SUPPLIED RECORDS:
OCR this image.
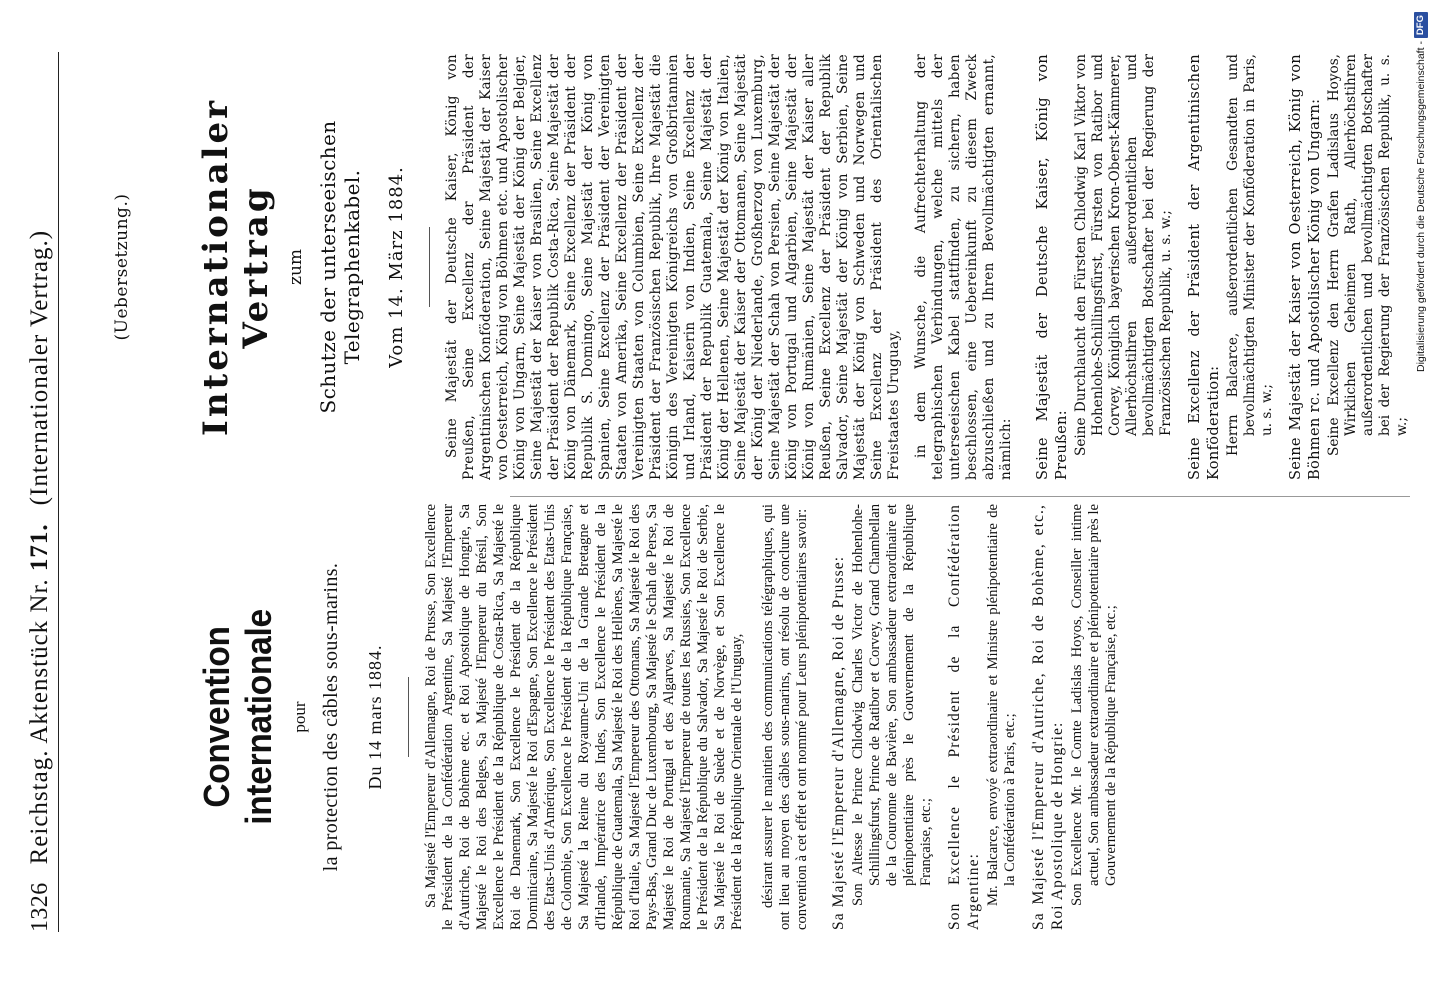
1326
Reichstag. Aktenstück Nr. 171.
(Internationaler Vertrag.)
Convention internationale pour la protection des câbles sous-marins. Du 14 mars 1884.	Sa Majesté l'Empereur d'Allemagne, Roi de Prusse, Son Excellence le Président de la Confédération Argentine, Sa Majesté l'Empereur d'Autriche, Roi de Bohème etc. et Roi Apostolique de Hongrie, Sa Majesté le Roi des Belges, Sa Majesté l'Empereur du Brésil, Son Excellence le Président de la République de Costa-Rica, Sa Majesté le Roi de Danemark, Son Excellence le Président de la République Dominicaine, Sa Majesté le Roi d'Espagne, Son Excellence le Président des Etats-Unis d'Amérique, Son Excellence le Président des Etats-Unis de Colombie, Son Excellence le Président de la République Française, Sa Majesté la Reine du Royaume-Uni de la Grande Bretagne et d'Irlande, Impératrice des Indes, Son Excellence le Président de la République de Guatemala, Sa Majesté le Roi des Hellènes, Sa Majesté le Roi d'Italie, Sa Majesté l'Empereur des Ottomans, Sa Majesté le Roi des Pays-Bas, Grand Duc de Luxembourg, Sa Majesté le Schah de Perse, Sa Majesté le Roi de Portugal et des Algarves, Sa Majesté le Roi de Roumanie, Sa Majesté l'Empereur de toutes les Russies, Son Excellence le Président de la République du Salvador, Sa Majesté le Roi de Serbie, Sa Majesté le Roi de Suède et de Norvège, et Son Excellence le Président de la République Orientale de l'Uruguay, désirant assurer le maintien des communications télégraphiques, qui ont lieu au moyen des câbles sous-marins, ont résolu de conclure une convention à cet effet et ont nommé pour Leurs plénipotentiaires savoir: Sa Majesté l'Empereur d'Allemagne, Roi de Prusse: Son Altesse le Prince Chlodwig Charles Victor de Hohenlohe-Schillingsfurst, Prince de Ratibor et Corvey, Grand Chambellan de la Couronne de Bavière, Son ambassadeur extraordinaire et plénipotentiaire près le Gouvernement de la République Française, etc.; Son Excellence le Président de la Confédération Argentine: Mr. Balcarce, envoyé extraordinaire et Ministre plénipotentiaire de la Confédération à Paris, etc.; Sa Majesté l'Empereur d'Autriche, Roi de Bohème, etc., Roi Apostolique de Hongrie: Son Excellence Mr. le Comte Ladislas Hoyos, Conseiller intime actuel, Son ambassadeur extraordinaire et plénipotentiaire près le Gouvernement de la République Française, etc.;

(Uebersetzung.) Internationaler Vertrag zum Schutze der unterseeischen Telegraphenkabel. Vom 14. März 1884.	Seine Majestät der Deutsche Kaiser, König von Preußen, Seine Excellenz der Präsident der Argentinischen Konföderation, Seine Majestät der Kaiser von Oesterreich, König von Böhmen etc. und Apostolischer König von Ungarn, Seine Majestät der König der Belgier, Seine Majestät der Kaiser von Brasilien, Seine Excellenz der Präsident der Republik Costa-Rica, Seine Majestät der König von Dänemark, Seine Excellenz der Präsident der Republik S. Domingo, Seine Majestät der König von Spanien, Seine Excellenz der Präsident der Vereinigten Staaten von Amerika, Seine Excellenz der Präsident der Vereinigten Staaten von Columbien, Seine Excellenz der Präsident der Französischen Republik, Ihre Majestät die Königin des Vereinigten Königreichs von Großbritannien und Irland, Kaiserin von Indien, Seine Excellenz der Präsident der Republik Guatemala, Seine Majestät der König der Hellenen, Seine Majestät der König von Italien, Seine Majestät der Kaiser der Ottomanen, Seine Majestät der König der Niederlande, Großherzog von Luxemburg, Seine Majestät der Schah von Persien, Seine Majestät der König von Portugal und Algarbien, Seine Majestät der König von Rumänien, Seine Majestät der Kaiser aller Reußen, Seine Excellenz der Präsident der Republik Salvador, Seine Majestät der König von Serbien, Seine Majestät der König von Schweden und Norwegen und Seine Excellenz der Präsident des Orientalischen Freistaates Uruguay, in dem Wunsche, die Aufrechterhaltung der telegraphischen Verbindungen, welche mittels der unterseeischen Kabel stattfinden, zu sichern, haben beschlossen, eine Uebereinkunft zu diesem Zweck abzuschließen und zu Ihren Bevollmächtigten ernannt, nämlich: Seine Majestät der Deutsche Kaiser, König von Preußen: Seine Durchlaucht den Fürsten Chlodwig Karl Viktor von Hohenlohe-Schillingsfürst, Fürsten von Ratibor und Corvey, Königlich bayerischen Kron-Oberst-Kämmerer, Allerhöchstihren außerordentlichen und bevollmächtigten Botschafter bei der Regierung der Französischen Republik, u. s. w.; Seine Excellenz der Präsident der Argentinischen Konföderation: Herrn Balcarce, außerordentlichen Gesandten und bevollmächtigten Minister der Konföderation in Paris, u. s. w.; Seine Majestät der Kaiser von Oesterreich, König von Böhmen rc. und Apostolischer König von Ungarn: Seine Excellenz den Herrn Grafen Ladislaus Hoyos, Wirklichen Geheimen Rath, Allerhöchstihren außerordentlichen und bevollmächtigten Botschafter bei der Regierung der Französischen Republik, u. s. w.;

Digitalisierung gefördert durch die Deutsche Forschungsgemeinschaft -
DFG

PROBLEM STATEMENT: All entries are to be retyped exactly. Omit any embedded images.

ANSWER FOR THIS EXERCISE:
OCR this image.
1326
Reichstag. Aktenstück Nr. 171.
(Internationaler Vertrag.)
Convention internationale pour la protection des câbles sous-marins. Du 14 mars 1884.	Sa Majesté l'Empereur d'Allemagne, Roi de Prusse, Son Excellence le Président de la Confédération Argentine, Sa Majesté l'Empereur d'Autriche, Roi de Bohème etc. et Roi Apostolique de Hongrie, Sa Majesté le Roi des Belges, Sa Majesté l'Empereur du Brésil, Son Excellence le Président de la République de Costa-Rica, Sa Majesté le Roi de Danemark, Son Excellence le Président de la République Dominicaine, Sa Majesté le Roi d'Espagne, Son Excellence le Président des Etats-Unis d'Amérique, Son Excellence le Président des Etats-Unis de Colombie, Son Excellence le Président de la République Française, Sa Majesté la Reine du Royaume-Uni de la Grande Bretagne et d'Irlande, Impératrice des Indes, Son Excellence le Président de la République de Guatemala, Sa Majesté le Roi des Hellènes, Sa Majesté le Roi d'Italie, Sa Majesté l'Empereur des Ottomans, Sa Majesté le Roi des Pays-Bas, Grand Duc de Luxembourg, Sa Majesté le Schah de Perse, Sa Majesté le Roi de Portugal et des Algarves, Sa Majesté le Roi de Roumanie, Sa Majesté l'Empereur de toutes les Russies, Son Excellence le Président de la République du Salvador, Sa Majesté le Roi de Serbie, Sa Majesté le Roi de Suède et de Norvège, et Son Excellence le Président de la République Orientale de l'Uruguay, désirant assurer le maintien des communications télégraphiques, qui ont lieu au moyen des câbles sous-marins, ont résolu de conclure une convention à cet effet et ont nommé pour Leurs plénipotentiaires savoir: Sa Majesté l'Empereur d'Allemagne, Roi de Prusse: Son Altesse le Prince Chlodwig Charles Victor de Hohenlohe-Schillingsfurst, Prince de Ratibor et Corvey, Grand Chambellan de la Couronne de Bavière, Son ambassadeur extraordinaire et plénipotentiaire près le Gouvernement de la République Française, etc.; Son Excellence le Président de la Confédération Argentine: Mr. Balcarce, envoyé extraordinaire et Ministre plénipotentiaire de la Confédération à Paris, etc.; Sa Majesté l'Empereur d'Autriche, Roi de Bohème, etc., Roi Apostolique de Hongrie: Son Excellence Mr. le Comte Ladislas Hoyos, Conseiller intime actuel, Son ambassadeur extraordinaire et plénipotentiaire près le Gouvernement de la République Française, etc.;

(Uebersetzung.) Internationaler Vertrag zum Schutze der unterseeischen Telegraphenkabel. Vom 14. März 1884.	Seine Majestät der Deutsche Kaiser, König von Preußen, Seine Excellenz der Präsident der Argentinischen Konföderation, Seine Majestät der Kaiser von Oesterreich, König von Böhmen etc. und Apostolischer König von Ungarn, Seine Majestät der König der Belgier, Seine Majestät der Kaiser von Brasilien, Seine Excellenz der Präsident der Republik Costa-Rica, Seine Majestät der König von Dänemark, Seine Excellenz der Präsident der Republik S. Domingo, Seine Majestät der König von Spanien, Seine Excellenz der Präsident der Vereinigten Staaten von Amerika, Seine Excellenz der Präsident der Vereinigten Staaten von Columbien, Seine Excellenz der Präsident der Französischen Republik, Ihre Majestät die Königin des Vereinigten Königreichs von Großbritannien und Irland, Kaiserin von Indien, Seine Excellenz der Präsident der Republik Guatemala, Seine Majestät der König der Hellenen, Seine Majestät der König von Italien, Seine Majestät der Kaiser der Ottomanen, Seine Majestät der König der Niederlande, Großherzog von Luxemburg, Seine Majestät der Schah von Persien, Seine Majestät der König von Portugal und Algarbien, Seine Majestät der König von Rumänien, Seine Majestät der Kaiser aller Reußen, Seine Excellenz der Präsident der Republik Salvador, Seine Majestät der König von Serbien, Seine Majestät der König von Schweden und Norwegen und Seine Excellenz der Präsident des Orientalischen Freistaates Uruguay, in dem Wunsche, die Aufrechterhaltung der telegraphischen Verbindungen, welche mittels der unterseeischen Kabel stattfinden, zu sichern, haben beschlossen, eine Uebereinkunft zu diesem Zweck abzuschließen und zu Ihren Bevollmächtigten ernannt, nämlich: Seine Majestät der Deutsche Kaiser, König von Preußen: Seine Durchlaucht den Fürsten Chlodwig Karl Viktor von Hohenlohe-Schillingsfürst, Fürsten von Ratibor und Corvey, Königlich bayerischen Kron-Oberst-Kämmerer, Allerhöchstihren außerordentlichen und bevollmächtigten Botschafter bei der Regierung der Französischen Republik, u. s. w.; Seine Excellenz der Präsident der Argentinischen Konföderation: Herrn Balcarce, außerordentlichen Gesandten und bevollmächtigten Minister der Konföderation in Paris, u. s. w.; Seine Majestät der Kaiser von Oesterreich, König von Böhmen rc. und Apostolischer König von Ungarn: Seine Excellenz den Herrn Grafen Ladislaus Hoyos, Wirklichen Geheimen Rath, Allerhöchstihren außerordentlichen und bevollmächtigten Botschafter bei der Regierung der Französischen Republik, u. s. w.;

Digitalisierung gefördert durch die Deutsche Forschungsgemeinschaft -
DFG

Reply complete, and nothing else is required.